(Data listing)
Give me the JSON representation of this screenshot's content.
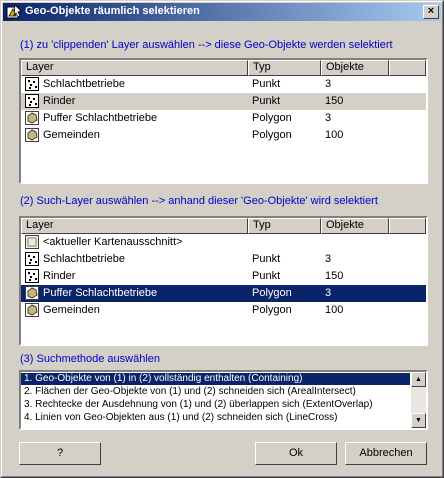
{
  "window": {
    "title": "Geo-Objekte räumlich selektieren",
    "close_glyph": "×"
  },
  "section1": {
    "label": "(1) zu 'clippenden' Layer auswählen --> diese Geo-Objekte werden selektiert",
    "columns": [
      "Layer",
      "Typ",
      "Objekte"
    ],
    "rows": [
      {
        "icon": "point-layer-icon",
        "layer": "Schlachtbetriebe",
        "typ": "Punkt",
        "objekte": "3"
      },
      {
        "icon": "point-layer-icon",
        "layer": "Rinder",
        "typ": "Punkt",
        "objekte": "150"
      },
      {
        "icon": "polygon-layer-icon",
        "layer": "Puffer Schlachtbetriebe",
        "typ": "Polygon",
        "objekte": "3"
      },
      {
        "icon": "polygon-layer-icon",
        "layer": "Gemeinden",
        "typ": "Polygon",
        "objekte": "100"
      }
    ],
    "selected_index": 1
  },
  "section2": {
    "label": "(2) Such-Layer auswählen --> anhand dieser 'Geo-Objekte' wird selektiert",
    "columns": [
      "Layer",
      "Typ",
      "Objekte"
    ],
    "rows": [
      {
        "icon": "map-extent-icon",
        "layer": "<aktueller Kartenausschnitt>",
        "typ": "",
        "objekte": ""
      },
      {
        "icon": "point-layer-icon",
        "layer": "Schlachtbetriebe",
        "typ": "Punkt",
        "objekte": "3"
      },
      {
        "icon": "point-layer-icon",
        "layer": "Rinder",
        "typ": "Punkt",
        "objekte": "150"
      },
      {
        "icon": "polygon-layer-icon",
        "layer": "Puffer Schlachtbetriebe",
        "typ": "Polygon",
        "objekte": "3"
      },
      {
        "icon": "polygon-layer-icon",
        "layer": "Gemeinden",
        "typ": "Polygon",
        "objekte": "100"
      }
    ],
    "selected_index": 3
  },
  "section3": {
    "label": "(3) Suchmethode auswählen",
    "methods": [
      "1. Geo-Objekte von (1) in (2) vollständig enthalten (Containing)",
      "2. Flächen der Geo-Objekte von (1) und (2) schneiden sich (ArealIntersect)",
      "3. Rechtecke der Ausdehnung von (1) und (2) überlappen sich (ExtentOverlap)",
      "4. Linien von Geo-Objekten aus (1) und (2) schneiden sich (LineCross)"
    ],
    "selected_index": 0,
    "scroll_up_glyph": "▲",
    "scroll_down_glyph": "▼"
  },
  "buttons": {
    "help": "?",
    "ok": "Ok",
    "cancel": "Abbrechen"
  },
  "colors": {
    "title_start": "#0a246a",
    "title_end": "#a6caf0",
    "section_label": "#0000c8",
    "selection": "#0a246a",
    "face": "#d4d0c8"
  }
}
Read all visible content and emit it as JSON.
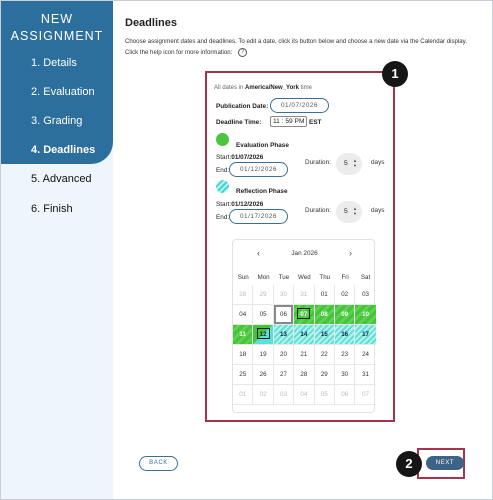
{
  "sidebar": {
    "title_line1": "NEW",
    "title_line2": "ASSIGNMENT",
    "items": [
      {
        "label": "1. Details"
      },
      {
        "label": "2. Evaluation"
      },
      {
        "label": "3. Grading"
      },
      {
        "label": "4. Deadlines"
      },
      {
        "label": "5. Advanced"
      },
      {
        "label": "6. Finish"
      }
    ]
  },
  "main": {
    "title": "Deadlines",
    "description": "Choose assignment dates and deadlines. To edit a date, click its button below and choose a new date via the Calendar display. Click the help icon for more information:",
    "help_icon": "?"
  },
  "panel": {
    "timezone_prefix": "All dates in ",
    "timezone": "America/New_York",
    "timezone_suffix": " time",
    "publication_label": "Publication Date:",
    "publication_date": "01/07/2026",
    "deadline_label": "Deadline Time:",
    "deadline_hour": "11",
    "deadline_minute": "59",
    "deadline_ampm": "PM",
    "deadline_tz": "EST",
    "evaluation": {
      "name": "Evaluation Phase",
      "start_label": "Start:",
      "start": "01/07/2026",
      "end_label": "End:",
      "end": "01/12/2026",
      "duration_label": "Duration:",
      "duration": "5",
      "days_label": "days"
    },
    "reflection": {
      "name": "Reflection Phase",
      "start_label": "Start:",
      "start": "01/12/2026",
      "end_label": "End:",
      "end": "01/17/2026",
      "duration_label": "Duration:",
      "duration": "5",
      "days_label": "days"
    }
  },
  "calendar": {
    "prev": "‹",
    "next": "›",
    "month": "Jan 2026",
    "weekdays": [
      "Sun",
      "Mon",
      "Tue",
      "Wed",
      "Thu",
      "Fri",
      "Sat"
    ],
    "weeks": [
      [
        "28",
        "29",
        "30",
        "31",
        "01",
        "02",
        "03"
      ],
      [
        "04",
        "05",
        "06",
        "07",
        "08",
        "09",
        "10"
      ],
      [
        "11",
        "12",
        "13",
        "14",
        "15",
        "16",
        "17"
      ],
      [
        "18",
        "19",
        "20",
        "21",
        "22",
        "23",
        "24"
      ],
      [
        "25",
        "26",
        "27",
        "28",
        "29",
        "30",
        "31"
      ],
      [
        "01",
        "02",
        "03",
        "04",
        "05",
        "06",
        "07"
      ]
    ]
  },
  "buttons": {
    "back": "BACK",
    "next": "NEXT"
  },
  "annotations": {
    "badge1": "1",
    "badge2": "2"
  }
}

SHORT TASK:
Working from the listing above, pick out every line that has "dates" and copy it.

CORRECT RESPONSE:
    "description": "Choose assignment dates and deadlines. To edit a date, click its button below and choose a new date via the Calendar display. Click the help icon for more information:",
    "timezone_prefix": "All dates in ",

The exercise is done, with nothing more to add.